Data records:
__________

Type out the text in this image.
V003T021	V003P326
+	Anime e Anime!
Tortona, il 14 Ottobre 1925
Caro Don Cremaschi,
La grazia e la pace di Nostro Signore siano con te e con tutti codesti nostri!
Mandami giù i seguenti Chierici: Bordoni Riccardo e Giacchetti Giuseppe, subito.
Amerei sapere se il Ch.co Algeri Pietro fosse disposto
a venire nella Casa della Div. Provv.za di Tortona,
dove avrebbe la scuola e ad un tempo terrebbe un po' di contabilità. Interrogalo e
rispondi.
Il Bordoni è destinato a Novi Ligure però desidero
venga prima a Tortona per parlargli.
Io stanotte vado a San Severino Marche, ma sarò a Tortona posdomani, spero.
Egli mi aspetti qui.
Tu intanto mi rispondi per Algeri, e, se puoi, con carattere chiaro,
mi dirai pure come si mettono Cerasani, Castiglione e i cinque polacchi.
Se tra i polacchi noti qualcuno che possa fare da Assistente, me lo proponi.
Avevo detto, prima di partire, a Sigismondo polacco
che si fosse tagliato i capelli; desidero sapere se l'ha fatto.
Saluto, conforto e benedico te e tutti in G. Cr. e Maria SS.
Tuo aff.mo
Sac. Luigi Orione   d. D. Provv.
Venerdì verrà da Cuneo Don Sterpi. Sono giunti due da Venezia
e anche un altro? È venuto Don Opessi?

__________

TASK OBJECTIVE:
Go through the material line by line. Show each line that contains the string "sapere".

TASK RESULT:
Amerei sapere se il Ch.co Algeri Pietro fosse disposto
che si fosse tagliato i capelli; desidero sapere se l'ha fatto.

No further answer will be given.